In the listing below, find every line with the string "name" and pull it out.

Records from a collection of figures
☆ ☆ ☆ ☆

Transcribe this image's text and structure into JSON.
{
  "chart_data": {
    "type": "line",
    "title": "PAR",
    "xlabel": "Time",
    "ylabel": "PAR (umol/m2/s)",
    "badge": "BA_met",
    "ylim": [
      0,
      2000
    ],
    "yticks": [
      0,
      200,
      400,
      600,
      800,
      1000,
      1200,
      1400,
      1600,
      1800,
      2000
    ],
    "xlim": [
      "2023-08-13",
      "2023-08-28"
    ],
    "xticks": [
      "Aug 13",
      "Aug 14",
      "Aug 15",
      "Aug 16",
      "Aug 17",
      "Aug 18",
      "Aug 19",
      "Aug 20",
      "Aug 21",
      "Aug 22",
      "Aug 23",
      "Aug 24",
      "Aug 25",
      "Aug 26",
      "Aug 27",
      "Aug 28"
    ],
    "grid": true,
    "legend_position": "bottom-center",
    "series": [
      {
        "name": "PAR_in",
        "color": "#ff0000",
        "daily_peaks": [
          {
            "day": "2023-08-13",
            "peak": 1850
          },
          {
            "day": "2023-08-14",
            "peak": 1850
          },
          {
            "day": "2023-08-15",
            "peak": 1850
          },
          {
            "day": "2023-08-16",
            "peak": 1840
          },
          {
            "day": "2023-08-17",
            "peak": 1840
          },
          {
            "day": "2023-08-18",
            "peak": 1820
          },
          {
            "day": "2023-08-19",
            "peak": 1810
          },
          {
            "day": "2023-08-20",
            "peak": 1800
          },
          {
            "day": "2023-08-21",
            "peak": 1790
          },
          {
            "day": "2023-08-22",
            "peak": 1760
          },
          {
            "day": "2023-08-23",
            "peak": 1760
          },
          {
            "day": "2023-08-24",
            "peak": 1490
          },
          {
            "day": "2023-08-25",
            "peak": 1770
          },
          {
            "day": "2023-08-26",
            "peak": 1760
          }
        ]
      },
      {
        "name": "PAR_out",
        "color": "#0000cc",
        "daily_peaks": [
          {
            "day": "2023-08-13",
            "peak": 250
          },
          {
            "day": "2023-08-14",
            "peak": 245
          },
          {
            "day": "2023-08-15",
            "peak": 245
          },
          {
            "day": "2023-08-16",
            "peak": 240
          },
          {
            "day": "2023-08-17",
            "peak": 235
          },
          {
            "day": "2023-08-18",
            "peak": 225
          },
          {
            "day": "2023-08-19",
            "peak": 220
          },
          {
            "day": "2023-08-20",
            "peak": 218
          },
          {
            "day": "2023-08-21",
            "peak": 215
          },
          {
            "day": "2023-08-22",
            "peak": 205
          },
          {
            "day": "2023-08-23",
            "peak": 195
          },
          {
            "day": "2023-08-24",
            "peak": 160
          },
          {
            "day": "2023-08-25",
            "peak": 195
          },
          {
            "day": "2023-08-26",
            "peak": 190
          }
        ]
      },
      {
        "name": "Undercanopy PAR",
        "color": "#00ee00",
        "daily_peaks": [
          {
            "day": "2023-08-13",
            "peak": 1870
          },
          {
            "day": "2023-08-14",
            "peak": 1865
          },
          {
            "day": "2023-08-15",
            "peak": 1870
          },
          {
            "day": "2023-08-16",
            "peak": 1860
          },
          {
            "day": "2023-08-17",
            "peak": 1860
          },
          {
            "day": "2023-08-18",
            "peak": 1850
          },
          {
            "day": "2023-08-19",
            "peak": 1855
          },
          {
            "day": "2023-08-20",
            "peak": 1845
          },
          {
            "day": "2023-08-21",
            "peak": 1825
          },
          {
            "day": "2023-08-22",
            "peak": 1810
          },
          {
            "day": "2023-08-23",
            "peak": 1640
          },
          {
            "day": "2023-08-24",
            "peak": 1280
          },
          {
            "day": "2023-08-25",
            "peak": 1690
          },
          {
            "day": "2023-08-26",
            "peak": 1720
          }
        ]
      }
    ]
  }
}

☆ ☆ ☆ ☆

*Output of the task*:
        "name": "PAR_in",
        "name": "PAR_out",
        "name": "Undercanopy PAR",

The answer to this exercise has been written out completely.